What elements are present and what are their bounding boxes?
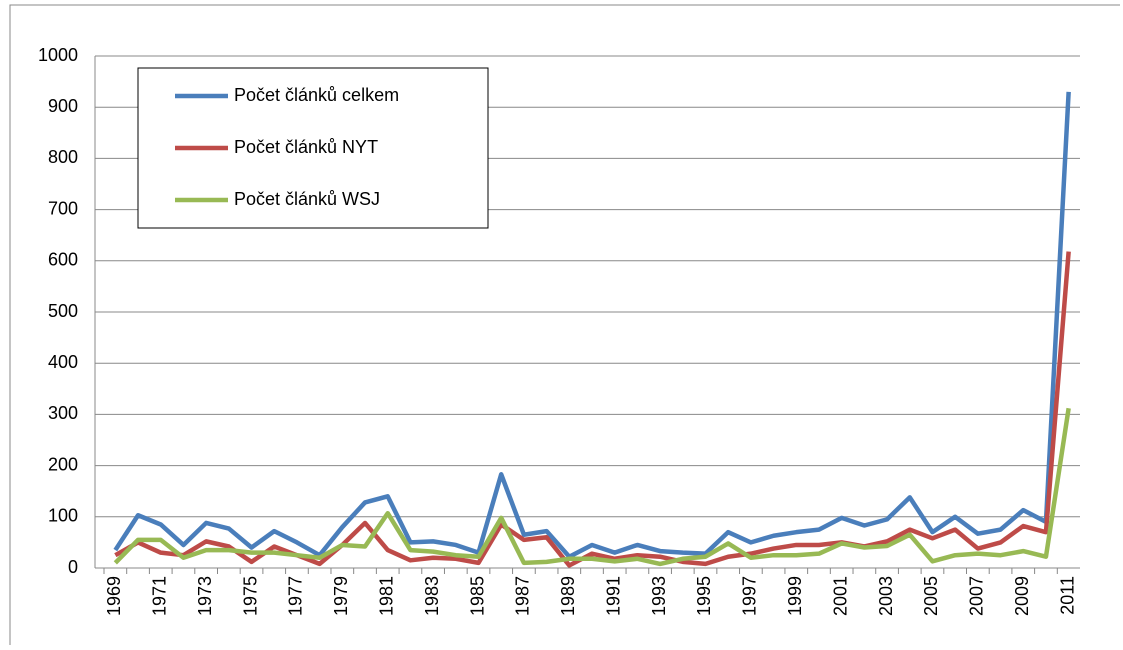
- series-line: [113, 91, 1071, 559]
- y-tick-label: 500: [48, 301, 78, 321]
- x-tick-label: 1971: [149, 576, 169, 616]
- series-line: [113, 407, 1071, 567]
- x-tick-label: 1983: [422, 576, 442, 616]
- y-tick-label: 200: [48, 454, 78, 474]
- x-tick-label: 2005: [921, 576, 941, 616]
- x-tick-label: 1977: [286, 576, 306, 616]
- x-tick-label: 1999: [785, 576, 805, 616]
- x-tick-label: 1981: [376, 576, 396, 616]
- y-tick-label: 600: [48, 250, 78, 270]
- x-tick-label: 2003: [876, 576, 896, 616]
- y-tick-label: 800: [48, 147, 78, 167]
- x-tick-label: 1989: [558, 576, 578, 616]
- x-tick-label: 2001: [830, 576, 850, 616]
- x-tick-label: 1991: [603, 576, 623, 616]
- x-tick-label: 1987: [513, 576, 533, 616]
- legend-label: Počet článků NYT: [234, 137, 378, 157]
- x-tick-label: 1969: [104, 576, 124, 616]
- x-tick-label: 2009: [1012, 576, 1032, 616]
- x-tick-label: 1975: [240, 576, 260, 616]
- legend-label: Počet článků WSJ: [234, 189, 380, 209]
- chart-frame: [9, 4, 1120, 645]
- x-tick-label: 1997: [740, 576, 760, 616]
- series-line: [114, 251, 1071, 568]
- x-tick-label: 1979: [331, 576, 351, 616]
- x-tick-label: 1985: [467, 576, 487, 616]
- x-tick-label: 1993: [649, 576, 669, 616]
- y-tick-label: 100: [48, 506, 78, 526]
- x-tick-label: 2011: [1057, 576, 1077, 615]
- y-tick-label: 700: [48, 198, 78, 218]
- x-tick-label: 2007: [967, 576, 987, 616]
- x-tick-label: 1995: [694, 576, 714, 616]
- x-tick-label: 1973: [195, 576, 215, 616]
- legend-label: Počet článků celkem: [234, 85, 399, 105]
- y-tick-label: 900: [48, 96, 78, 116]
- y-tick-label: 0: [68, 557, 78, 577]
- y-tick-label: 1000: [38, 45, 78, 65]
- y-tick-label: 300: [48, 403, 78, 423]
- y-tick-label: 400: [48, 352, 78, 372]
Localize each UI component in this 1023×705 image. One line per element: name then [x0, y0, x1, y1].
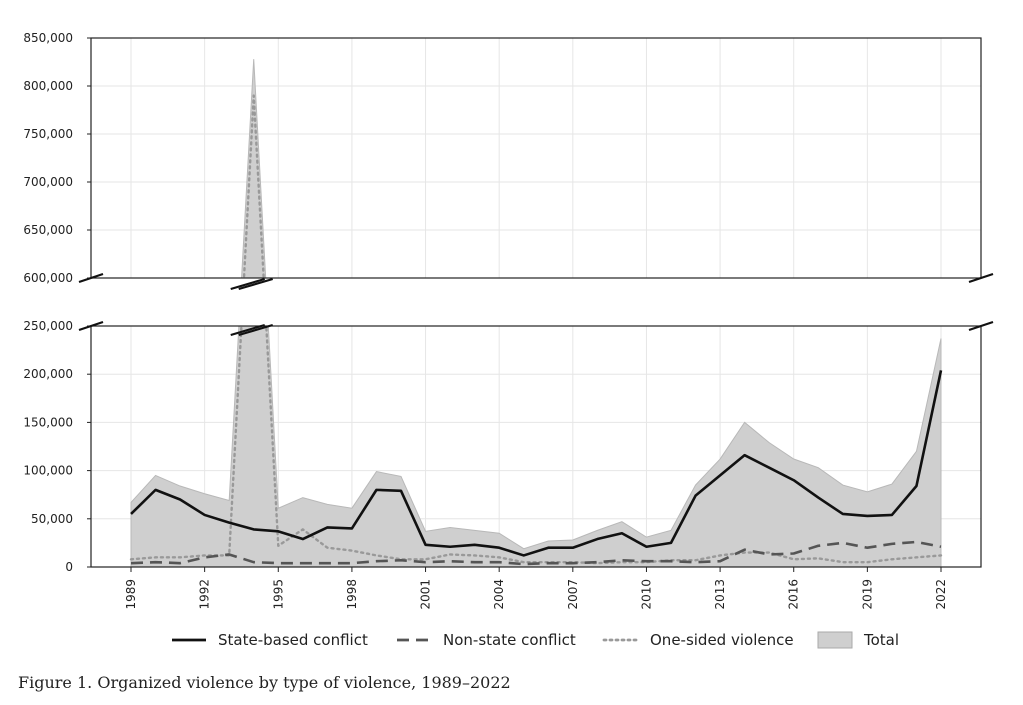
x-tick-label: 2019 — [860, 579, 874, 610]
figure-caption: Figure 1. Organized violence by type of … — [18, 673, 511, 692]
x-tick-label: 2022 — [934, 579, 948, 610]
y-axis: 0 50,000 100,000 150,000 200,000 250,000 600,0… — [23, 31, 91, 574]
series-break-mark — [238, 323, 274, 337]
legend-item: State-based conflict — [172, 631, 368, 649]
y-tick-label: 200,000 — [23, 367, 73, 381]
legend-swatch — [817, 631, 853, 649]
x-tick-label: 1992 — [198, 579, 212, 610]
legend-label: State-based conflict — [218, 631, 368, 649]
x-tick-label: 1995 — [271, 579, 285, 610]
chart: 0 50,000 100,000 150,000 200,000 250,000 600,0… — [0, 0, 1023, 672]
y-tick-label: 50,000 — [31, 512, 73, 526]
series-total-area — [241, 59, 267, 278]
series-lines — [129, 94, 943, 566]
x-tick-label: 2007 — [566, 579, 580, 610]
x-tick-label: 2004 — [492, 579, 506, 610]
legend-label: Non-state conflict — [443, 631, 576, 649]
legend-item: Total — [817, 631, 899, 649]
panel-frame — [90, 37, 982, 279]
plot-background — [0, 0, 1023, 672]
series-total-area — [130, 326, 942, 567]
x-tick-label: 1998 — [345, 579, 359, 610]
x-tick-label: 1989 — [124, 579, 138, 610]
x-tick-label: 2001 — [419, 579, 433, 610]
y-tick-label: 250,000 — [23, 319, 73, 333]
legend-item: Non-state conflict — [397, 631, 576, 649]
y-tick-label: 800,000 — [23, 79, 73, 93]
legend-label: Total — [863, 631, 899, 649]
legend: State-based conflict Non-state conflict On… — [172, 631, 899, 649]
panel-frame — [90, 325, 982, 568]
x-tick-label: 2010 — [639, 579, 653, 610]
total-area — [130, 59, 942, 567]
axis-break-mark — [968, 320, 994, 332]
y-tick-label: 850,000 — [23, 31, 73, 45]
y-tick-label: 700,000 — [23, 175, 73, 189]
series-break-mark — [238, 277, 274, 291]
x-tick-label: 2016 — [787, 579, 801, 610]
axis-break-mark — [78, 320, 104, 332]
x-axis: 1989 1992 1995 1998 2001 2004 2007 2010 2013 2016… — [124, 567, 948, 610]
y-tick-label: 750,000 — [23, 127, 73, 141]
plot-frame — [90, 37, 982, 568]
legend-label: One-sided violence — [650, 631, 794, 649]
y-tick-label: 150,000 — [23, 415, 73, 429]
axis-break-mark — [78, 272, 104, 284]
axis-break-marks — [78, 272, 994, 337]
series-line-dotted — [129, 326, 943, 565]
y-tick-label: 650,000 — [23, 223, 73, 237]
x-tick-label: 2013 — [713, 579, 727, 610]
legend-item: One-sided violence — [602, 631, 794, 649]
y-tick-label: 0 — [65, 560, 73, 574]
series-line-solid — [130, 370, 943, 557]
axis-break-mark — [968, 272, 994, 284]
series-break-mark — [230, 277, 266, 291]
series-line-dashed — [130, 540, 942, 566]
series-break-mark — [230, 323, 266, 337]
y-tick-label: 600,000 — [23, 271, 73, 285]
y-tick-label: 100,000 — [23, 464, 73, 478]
= = = =
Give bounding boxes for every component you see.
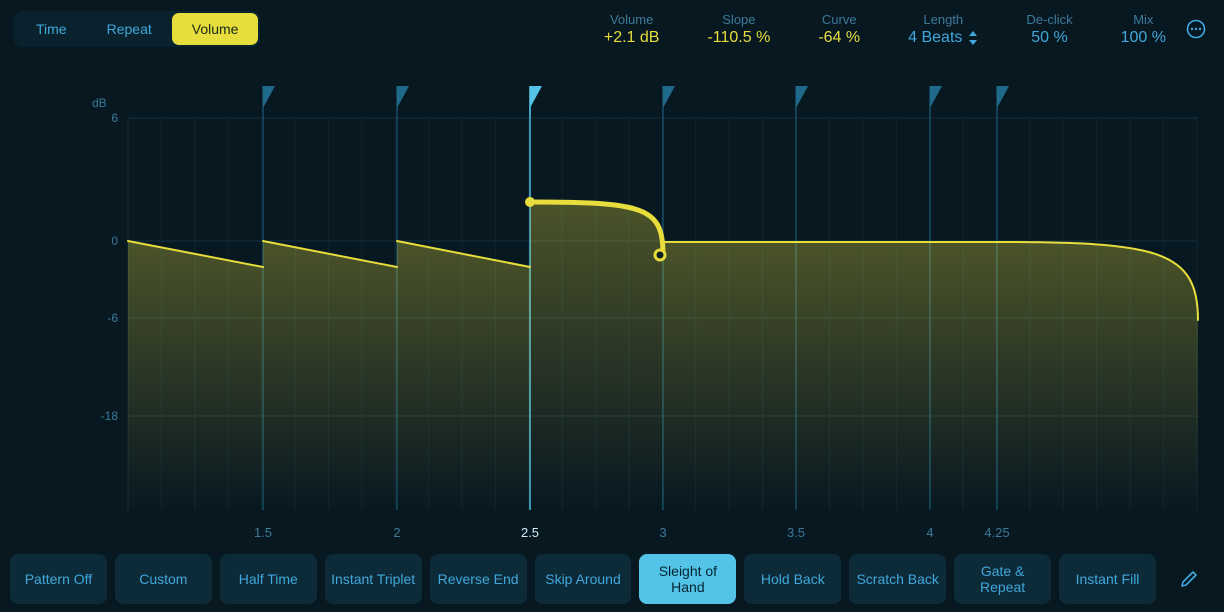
= = = =
## PROBLEM TO SOLVE:
Please recast everything in the material above, from the line containing "What elements are" down to the line containing "- x-tick-label: 2003: [876, 576, 896, 616]", as a Markdown table with the columns Row and Content, where each row holds a row number and one line. Skip blank lines and leave the pictures out.

## FULL SOLUTION:
| Row | Content |
|---|---|
| 1 | What elements are present and what are their bounding boxes? |
| 2 | - series-line: [113, 91, 1071, 559] |
| 3 | - y-tick-label: 500: [48, 301, 78, 321] |
| 4 | - x-tick-label: 1971: [149, 576, 169, 616] |
| 5 | - series-line: [113, 407, 1071, 567] |
| 6 | - x-tick-label: 1983: [422, 576, 442, 616] |
| 7 | - y-tick-label: 200: [48, 454, 78, 474] |
| 8 | - x-tick-label: 2005: [921, 576, 941, 616] |
| 9 | - x-tick-label: 1977: [286, 576, 306, 616] |
| 10 | - x-tick-label: 1999: [785, 576, 805, 616] |
| 11 | - x-tick-label: 1981: [376, 576, 396, 616] |
| 12 | - y-tick-label: 600: [48, 250, 78, 270] |
| 13 | - x-tick-label: 2003: [876, 576, 896, 616] |